(What needs to be done): Extract each line of the records below that contains the word "content".

(Stored records)
------------------------

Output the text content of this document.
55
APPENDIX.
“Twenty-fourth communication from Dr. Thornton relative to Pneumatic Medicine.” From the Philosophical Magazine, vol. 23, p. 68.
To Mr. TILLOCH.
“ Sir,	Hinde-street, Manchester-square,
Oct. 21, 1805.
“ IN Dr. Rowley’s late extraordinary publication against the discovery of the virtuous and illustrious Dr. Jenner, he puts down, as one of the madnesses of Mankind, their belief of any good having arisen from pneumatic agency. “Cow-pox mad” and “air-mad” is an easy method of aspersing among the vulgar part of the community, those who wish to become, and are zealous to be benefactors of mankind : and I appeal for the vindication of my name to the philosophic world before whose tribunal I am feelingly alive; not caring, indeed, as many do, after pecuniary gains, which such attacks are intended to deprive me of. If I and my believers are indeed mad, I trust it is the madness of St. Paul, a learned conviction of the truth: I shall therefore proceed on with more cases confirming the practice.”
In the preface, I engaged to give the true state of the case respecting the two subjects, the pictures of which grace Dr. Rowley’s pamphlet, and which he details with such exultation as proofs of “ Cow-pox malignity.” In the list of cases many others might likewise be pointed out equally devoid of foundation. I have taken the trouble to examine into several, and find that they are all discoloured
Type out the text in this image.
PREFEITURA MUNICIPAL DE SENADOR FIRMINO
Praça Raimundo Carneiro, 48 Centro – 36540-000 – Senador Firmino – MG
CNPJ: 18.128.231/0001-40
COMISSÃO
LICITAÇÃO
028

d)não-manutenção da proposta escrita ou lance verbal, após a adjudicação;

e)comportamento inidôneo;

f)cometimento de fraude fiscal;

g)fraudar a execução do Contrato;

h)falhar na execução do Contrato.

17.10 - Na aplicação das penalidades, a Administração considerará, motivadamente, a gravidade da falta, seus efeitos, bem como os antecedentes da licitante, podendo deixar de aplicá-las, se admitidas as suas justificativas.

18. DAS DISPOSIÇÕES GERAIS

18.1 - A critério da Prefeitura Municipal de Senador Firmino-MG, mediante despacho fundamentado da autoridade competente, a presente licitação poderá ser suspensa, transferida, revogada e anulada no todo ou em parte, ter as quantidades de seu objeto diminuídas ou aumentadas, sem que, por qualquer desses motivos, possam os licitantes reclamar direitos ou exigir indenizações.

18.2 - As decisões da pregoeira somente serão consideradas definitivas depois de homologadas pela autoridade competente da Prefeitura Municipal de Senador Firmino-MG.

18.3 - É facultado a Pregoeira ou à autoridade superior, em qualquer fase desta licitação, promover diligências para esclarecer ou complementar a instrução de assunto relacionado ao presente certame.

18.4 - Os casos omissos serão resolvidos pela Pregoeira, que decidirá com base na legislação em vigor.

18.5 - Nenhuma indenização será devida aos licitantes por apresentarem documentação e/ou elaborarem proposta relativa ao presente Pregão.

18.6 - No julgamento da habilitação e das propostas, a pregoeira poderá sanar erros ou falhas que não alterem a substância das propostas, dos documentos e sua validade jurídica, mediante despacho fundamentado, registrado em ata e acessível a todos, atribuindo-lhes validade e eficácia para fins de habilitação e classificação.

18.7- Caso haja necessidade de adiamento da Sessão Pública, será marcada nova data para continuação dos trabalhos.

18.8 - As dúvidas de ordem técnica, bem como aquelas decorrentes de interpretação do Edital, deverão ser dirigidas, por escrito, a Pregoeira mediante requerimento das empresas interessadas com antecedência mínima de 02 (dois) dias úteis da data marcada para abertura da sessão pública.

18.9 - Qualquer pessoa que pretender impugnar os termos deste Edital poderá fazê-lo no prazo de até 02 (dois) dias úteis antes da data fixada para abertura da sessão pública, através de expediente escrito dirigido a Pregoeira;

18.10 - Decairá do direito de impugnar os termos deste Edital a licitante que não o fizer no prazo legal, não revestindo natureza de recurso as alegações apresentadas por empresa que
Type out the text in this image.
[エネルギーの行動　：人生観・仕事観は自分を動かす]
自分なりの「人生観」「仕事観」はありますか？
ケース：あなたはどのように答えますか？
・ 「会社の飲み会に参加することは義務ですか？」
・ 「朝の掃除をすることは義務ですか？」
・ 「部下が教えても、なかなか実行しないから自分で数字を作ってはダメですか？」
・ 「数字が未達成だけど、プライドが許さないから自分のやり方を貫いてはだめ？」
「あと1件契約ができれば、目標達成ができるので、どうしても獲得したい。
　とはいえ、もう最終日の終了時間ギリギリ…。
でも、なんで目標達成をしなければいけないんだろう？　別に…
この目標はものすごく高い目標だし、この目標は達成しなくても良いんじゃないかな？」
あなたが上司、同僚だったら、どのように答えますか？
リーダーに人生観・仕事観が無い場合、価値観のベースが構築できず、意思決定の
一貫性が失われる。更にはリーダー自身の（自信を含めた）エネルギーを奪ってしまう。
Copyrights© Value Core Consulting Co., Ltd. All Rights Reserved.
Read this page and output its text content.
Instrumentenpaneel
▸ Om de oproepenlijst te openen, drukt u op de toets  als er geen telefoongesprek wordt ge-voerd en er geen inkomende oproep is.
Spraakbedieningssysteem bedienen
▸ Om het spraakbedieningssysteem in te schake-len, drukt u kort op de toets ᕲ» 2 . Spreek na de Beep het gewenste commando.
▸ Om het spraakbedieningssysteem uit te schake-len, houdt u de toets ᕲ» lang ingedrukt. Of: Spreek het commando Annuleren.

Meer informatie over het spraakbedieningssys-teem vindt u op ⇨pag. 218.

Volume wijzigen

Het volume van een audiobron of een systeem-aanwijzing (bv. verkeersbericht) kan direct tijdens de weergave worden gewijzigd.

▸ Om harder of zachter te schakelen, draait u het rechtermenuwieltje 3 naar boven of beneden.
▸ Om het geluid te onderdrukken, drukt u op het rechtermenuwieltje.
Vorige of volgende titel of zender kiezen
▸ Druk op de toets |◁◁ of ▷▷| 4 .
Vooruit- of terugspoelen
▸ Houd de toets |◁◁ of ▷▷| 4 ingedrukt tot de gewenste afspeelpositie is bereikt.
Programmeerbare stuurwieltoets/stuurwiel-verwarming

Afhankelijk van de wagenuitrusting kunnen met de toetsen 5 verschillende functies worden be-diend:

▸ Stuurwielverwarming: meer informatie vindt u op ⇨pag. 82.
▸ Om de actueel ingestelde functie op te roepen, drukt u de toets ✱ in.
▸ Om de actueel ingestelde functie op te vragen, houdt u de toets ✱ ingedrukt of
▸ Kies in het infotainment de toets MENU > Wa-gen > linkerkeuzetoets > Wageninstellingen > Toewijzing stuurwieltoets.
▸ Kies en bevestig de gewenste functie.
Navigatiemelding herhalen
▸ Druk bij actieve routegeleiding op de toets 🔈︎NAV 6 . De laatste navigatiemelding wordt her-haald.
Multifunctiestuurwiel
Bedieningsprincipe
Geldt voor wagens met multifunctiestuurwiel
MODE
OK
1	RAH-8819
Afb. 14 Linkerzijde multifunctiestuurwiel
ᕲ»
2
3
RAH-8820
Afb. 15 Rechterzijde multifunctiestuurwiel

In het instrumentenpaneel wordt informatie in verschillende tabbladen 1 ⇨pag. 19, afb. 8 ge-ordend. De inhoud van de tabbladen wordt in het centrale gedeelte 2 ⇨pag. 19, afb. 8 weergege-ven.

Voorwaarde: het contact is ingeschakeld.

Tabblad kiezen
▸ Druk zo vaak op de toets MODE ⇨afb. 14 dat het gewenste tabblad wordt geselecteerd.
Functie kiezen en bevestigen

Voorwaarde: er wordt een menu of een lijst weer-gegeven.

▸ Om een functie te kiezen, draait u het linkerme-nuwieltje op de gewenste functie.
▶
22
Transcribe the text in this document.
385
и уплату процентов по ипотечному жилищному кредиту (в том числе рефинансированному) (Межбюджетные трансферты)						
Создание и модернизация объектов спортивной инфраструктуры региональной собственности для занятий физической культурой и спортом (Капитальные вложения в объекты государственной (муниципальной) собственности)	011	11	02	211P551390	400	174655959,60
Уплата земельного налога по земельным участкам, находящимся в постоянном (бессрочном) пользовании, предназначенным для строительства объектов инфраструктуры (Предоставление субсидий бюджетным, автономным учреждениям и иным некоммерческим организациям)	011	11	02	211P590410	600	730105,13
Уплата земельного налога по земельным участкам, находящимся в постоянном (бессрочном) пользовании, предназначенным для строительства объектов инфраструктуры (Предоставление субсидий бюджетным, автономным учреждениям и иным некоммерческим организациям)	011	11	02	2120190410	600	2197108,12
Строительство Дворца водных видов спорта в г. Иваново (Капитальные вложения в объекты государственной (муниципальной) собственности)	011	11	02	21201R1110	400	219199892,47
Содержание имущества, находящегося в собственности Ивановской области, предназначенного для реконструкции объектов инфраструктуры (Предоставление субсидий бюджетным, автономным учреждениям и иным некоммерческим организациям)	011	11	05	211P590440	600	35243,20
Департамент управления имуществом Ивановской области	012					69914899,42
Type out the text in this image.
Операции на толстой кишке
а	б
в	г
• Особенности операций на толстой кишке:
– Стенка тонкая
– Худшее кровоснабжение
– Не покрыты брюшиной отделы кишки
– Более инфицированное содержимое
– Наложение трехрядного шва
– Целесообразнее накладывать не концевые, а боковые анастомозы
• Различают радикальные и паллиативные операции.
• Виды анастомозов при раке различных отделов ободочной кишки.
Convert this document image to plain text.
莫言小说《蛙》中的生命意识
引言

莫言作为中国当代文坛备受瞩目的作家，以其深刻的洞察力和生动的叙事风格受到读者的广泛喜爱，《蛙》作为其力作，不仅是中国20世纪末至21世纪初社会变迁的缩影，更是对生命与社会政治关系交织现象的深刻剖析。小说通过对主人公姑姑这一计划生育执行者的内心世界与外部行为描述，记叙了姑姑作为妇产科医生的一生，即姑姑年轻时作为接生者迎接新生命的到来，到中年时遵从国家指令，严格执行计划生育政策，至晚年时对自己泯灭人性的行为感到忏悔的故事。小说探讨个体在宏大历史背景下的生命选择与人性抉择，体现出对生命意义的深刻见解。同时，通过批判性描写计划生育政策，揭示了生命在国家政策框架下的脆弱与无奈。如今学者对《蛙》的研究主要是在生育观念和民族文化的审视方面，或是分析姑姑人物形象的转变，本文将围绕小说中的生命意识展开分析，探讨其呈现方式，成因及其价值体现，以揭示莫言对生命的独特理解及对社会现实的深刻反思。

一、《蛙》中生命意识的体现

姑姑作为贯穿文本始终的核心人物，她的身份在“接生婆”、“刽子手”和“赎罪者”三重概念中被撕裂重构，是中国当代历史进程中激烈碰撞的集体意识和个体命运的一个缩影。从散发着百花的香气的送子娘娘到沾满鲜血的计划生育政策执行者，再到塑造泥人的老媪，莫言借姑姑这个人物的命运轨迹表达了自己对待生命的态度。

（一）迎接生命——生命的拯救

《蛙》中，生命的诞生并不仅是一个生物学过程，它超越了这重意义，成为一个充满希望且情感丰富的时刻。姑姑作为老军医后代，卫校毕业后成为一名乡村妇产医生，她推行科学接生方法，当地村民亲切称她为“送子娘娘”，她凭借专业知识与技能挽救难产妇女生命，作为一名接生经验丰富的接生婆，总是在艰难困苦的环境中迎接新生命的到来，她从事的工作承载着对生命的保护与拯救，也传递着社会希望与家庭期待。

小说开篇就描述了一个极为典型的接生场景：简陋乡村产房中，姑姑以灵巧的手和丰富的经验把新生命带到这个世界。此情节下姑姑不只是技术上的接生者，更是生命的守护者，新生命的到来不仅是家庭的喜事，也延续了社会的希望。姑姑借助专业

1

------------------------

(Solved exercise):
Output the text content of this document.
Read this page and output its text content.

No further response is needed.